» **Do this**: In the data below, locate each line with the word "marker" and list it.

Structured figure records:
......

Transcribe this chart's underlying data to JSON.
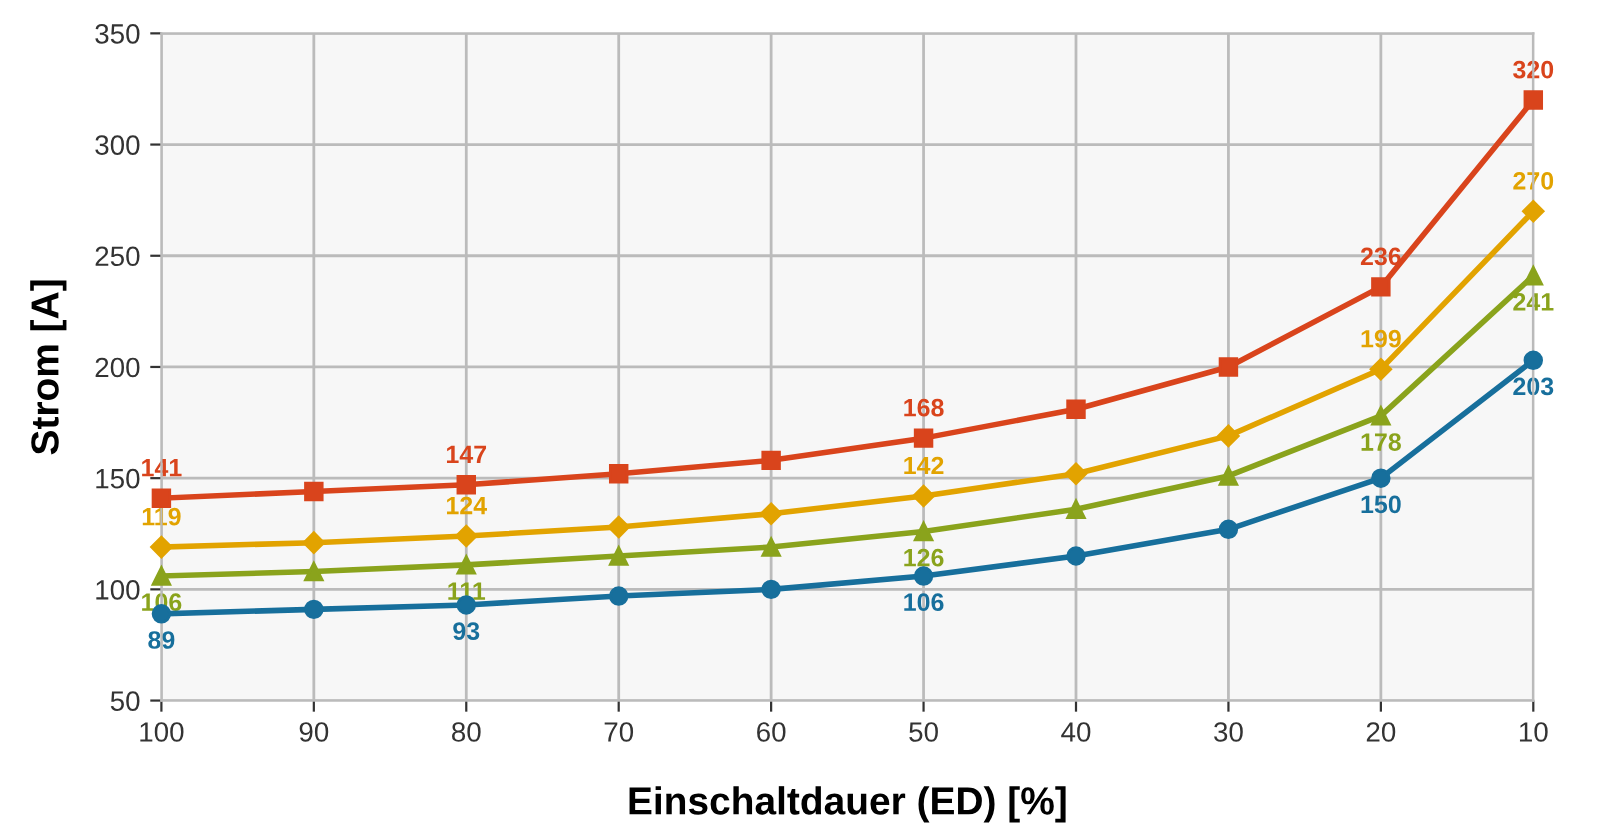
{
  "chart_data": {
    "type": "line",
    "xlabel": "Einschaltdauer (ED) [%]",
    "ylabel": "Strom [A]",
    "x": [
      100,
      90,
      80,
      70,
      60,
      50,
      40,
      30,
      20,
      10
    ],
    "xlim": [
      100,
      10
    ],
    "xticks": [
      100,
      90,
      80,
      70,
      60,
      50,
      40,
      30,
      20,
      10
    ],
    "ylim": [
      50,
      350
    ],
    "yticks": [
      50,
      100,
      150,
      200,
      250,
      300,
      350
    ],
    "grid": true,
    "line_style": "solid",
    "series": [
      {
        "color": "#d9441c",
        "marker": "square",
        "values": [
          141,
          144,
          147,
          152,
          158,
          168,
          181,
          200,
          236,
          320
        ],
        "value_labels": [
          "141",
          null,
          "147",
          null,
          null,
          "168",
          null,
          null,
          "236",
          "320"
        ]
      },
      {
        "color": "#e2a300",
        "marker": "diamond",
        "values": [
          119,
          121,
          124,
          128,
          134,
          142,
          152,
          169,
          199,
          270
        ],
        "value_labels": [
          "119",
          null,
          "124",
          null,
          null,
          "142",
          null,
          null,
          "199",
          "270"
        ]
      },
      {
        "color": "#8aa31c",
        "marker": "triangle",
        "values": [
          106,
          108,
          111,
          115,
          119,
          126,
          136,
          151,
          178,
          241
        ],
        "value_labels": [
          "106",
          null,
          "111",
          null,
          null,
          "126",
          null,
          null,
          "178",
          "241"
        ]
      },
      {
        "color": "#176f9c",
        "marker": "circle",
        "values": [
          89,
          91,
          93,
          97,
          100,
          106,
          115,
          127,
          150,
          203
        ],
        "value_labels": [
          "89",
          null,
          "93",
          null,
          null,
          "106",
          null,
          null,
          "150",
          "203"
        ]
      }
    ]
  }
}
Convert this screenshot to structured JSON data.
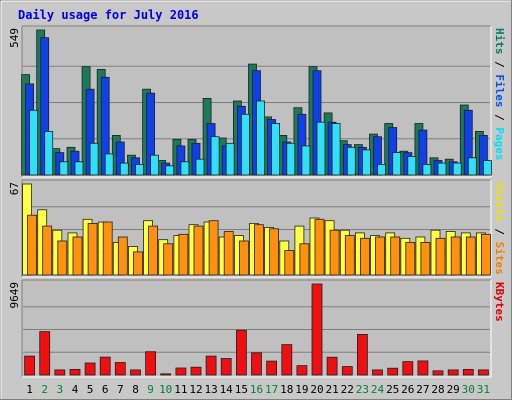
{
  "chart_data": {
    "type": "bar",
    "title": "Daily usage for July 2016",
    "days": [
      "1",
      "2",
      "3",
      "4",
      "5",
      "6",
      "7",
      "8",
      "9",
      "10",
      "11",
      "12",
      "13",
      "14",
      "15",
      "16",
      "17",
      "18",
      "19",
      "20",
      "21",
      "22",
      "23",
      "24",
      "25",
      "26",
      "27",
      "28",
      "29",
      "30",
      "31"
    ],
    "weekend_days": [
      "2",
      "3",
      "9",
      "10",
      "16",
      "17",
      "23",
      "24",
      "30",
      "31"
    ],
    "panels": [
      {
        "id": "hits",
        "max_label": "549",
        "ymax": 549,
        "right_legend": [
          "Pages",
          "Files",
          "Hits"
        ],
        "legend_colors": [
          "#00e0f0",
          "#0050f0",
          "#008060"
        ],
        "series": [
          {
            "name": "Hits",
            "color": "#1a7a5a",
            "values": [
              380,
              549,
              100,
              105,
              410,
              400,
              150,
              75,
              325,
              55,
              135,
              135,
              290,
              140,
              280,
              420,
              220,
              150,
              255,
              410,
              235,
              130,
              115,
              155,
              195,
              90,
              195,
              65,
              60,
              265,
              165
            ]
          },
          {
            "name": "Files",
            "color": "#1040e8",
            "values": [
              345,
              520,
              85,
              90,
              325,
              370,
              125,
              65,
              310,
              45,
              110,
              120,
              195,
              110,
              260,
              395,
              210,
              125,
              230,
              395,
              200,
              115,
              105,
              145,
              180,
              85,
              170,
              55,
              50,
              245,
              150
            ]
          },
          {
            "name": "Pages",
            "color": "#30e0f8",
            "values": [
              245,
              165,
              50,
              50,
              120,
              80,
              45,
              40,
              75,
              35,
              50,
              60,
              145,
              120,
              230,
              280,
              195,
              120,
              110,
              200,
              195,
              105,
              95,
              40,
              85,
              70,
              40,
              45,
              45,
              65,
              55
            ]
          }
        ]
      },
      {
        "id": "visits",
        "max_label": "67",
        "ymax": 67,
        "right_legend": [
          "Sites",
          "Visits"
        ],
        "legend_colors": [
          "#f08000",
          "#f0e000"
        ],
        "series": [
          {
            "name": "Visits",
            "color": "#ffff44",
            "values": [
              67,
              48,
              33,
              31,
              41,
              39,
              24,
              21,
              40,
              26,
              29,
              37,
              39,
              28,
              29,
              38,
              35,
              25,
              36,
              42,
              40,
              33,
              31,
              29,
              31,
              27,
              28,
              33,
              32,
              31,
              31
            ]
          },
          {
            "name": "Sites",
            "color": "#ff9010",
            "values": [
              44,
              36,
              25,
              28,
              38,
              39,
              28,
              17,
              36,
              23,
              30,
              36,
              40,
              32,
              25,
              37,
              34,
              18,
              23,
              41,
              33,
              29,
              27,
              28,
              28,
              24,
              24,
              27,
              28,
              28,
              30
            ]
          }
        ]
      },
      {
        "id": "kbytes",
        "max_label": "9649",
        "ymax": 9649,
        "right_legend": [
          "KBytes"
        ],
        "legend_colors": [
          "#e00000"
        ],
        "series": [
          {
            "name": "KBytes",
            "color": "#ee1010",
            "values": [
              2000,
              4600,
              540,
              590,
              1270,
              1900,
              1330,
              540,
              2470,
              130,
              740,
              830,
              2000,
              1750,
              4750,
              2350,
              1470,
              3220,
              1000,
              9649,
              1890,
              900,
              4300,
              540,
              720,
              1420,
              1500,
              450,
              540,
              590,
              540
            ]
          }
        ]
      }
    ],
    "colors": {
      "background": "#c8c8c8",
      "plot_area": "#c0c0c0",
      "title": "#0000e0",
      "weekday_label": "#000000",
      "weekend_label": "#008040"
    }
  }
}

......

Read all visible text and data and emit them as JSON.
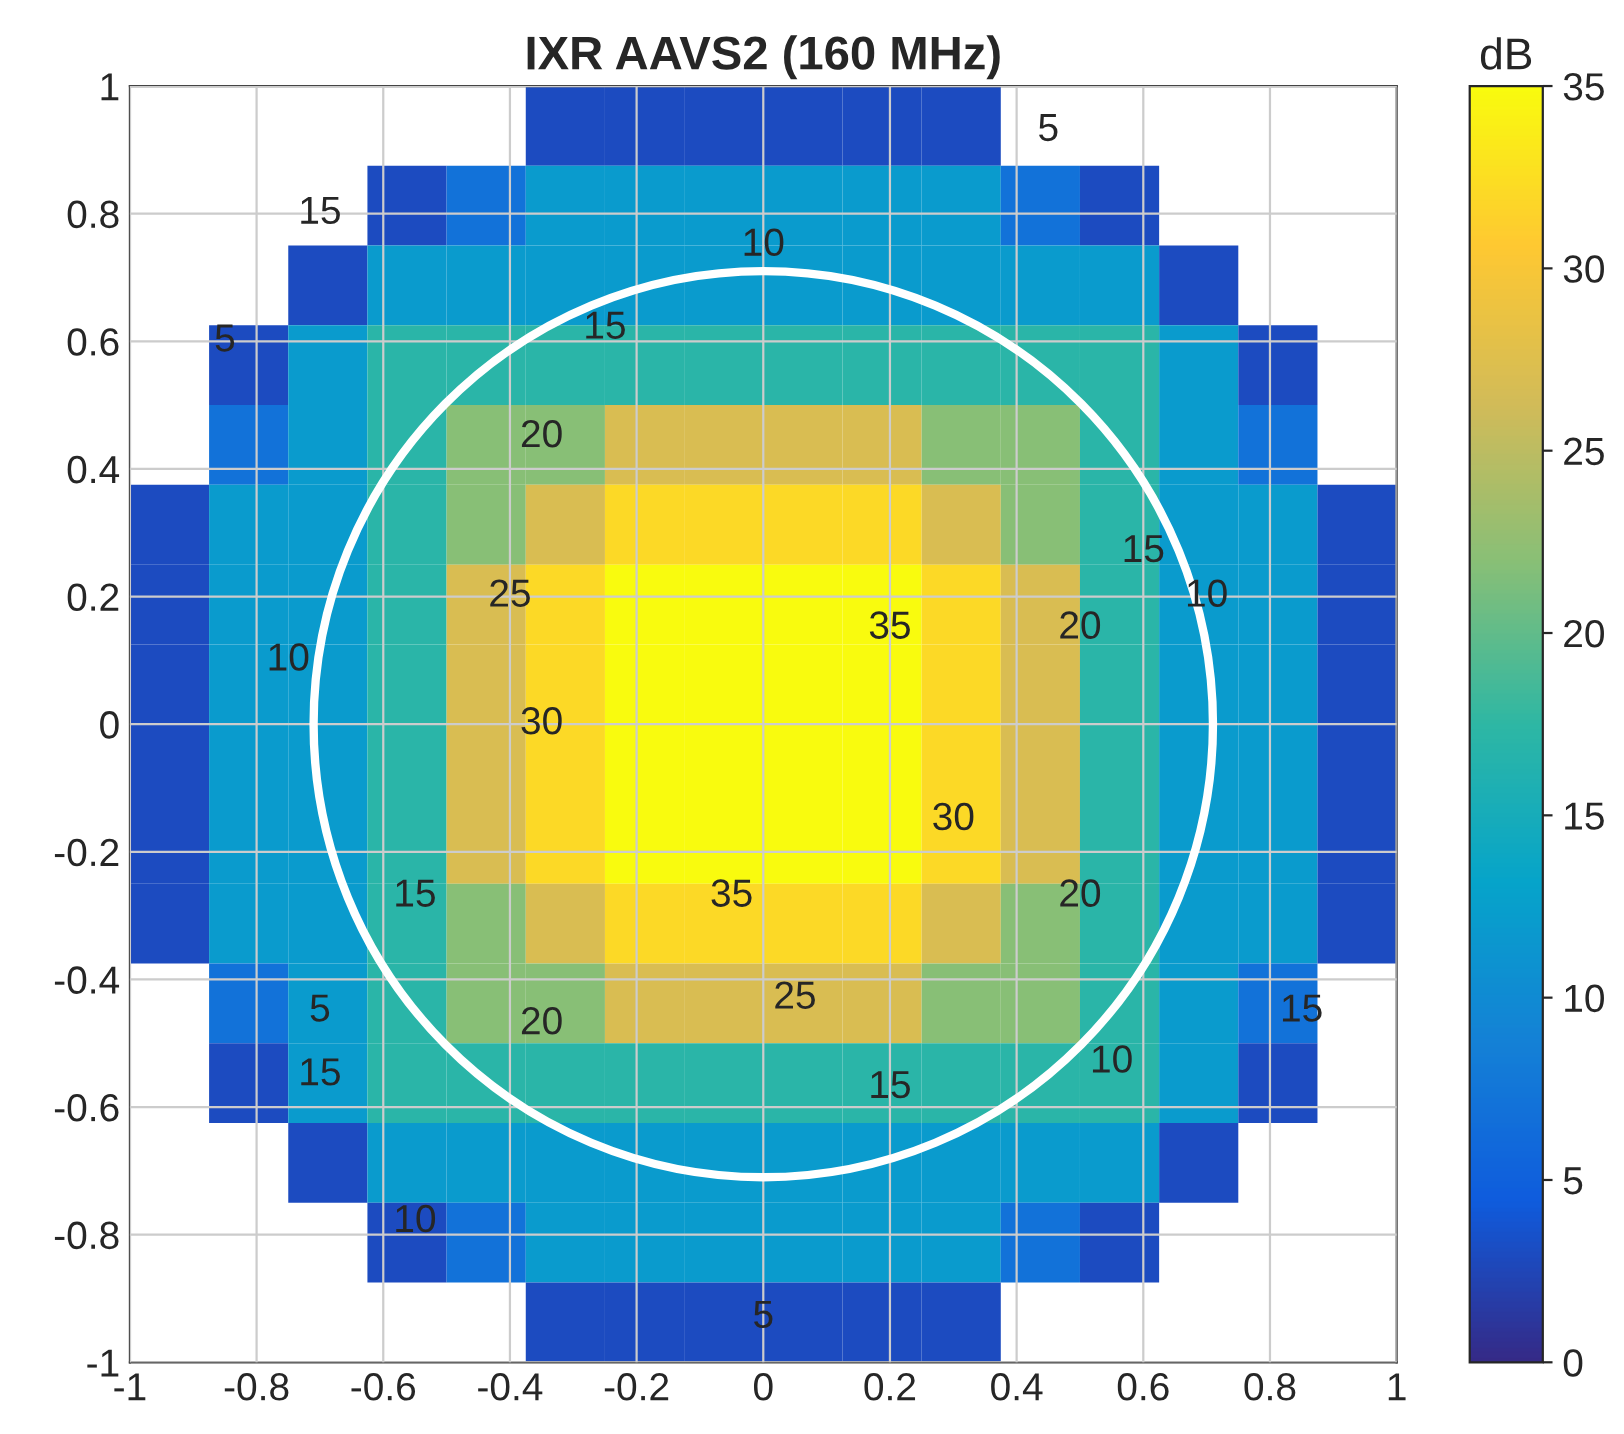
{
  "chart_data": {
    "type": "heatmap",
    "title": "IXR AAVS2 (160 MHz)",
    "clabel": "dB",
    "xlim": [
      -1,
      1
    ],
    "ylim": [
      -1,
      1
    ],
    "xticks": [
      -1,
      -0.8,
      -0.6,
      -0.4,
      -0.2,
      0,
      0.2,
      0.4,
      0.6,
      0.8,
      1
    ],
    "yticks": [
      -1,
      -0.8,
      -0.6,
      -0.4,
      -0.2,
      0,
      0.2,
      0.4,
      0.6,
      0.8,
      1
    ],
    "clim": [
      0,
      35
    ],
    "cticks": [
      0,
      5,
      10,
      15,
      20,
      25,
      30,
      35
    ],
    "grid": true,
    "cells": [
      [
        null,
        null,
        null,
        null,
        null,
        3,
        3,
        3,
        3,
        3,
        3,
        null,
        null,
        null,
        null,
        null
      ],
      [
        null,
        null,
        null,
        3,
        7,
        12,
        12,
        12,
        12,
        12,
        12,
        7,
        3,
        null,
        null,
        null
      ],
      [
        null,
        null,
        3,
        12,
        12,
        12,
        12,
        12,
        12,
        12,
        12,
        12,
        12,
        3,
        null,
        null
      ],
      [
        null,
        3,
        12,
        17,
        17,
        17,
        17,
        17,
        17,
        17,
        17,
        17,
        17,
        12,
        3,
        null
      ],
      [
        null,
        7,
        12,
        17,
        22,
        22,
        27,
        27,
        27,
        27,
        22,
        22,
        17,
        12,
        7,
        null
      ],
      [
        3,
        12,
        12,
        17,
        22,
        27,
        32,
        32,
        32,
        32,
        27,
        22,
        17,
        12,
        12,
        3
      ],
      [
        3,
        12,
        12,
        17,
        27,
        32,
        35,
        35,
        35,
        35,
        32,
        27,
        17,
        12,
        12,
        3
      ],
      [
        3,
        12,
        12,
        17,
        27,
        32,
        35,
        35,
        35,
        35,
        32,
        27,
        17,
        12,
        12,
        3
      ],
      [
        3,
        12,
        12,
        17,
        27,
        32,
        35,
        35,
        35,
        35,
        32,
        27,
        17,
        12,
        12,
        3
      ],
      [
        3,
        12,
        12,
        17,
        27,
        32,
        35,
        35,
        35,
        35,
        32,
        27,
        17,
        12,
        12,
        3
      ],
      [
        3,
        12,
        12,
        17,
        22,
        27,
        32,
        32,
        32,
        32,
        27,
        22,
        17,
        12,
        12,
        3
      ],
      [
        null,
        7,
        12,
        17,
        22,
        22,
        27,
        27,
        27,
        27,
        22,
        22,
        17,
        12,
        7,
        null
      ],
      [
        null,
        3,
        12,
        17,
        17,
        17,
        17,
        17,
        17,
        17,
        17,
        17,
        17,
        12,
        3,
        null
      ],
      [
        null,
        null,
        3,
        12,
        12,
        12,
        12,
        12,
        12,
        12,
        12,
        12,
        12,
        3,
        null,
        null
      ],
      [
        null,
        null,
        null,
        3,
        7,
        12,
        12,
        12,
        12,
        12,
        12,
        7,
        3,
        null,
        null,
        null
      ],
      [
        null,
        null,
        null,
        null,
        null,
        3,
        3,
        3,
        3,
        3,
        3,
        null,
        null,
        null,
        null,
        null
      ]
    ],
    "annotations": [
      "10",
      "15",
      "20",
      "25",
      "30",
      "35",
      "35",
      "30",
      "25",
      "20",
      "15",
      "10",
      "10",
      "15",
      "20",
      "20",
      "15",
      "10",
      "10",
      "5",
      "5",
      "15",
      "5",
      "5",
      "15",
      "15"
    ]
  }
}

......

» **Task result**:
        "marker": "square",
        "marker": "diamond",
        "marker": "triangle",
        "marker": "circle",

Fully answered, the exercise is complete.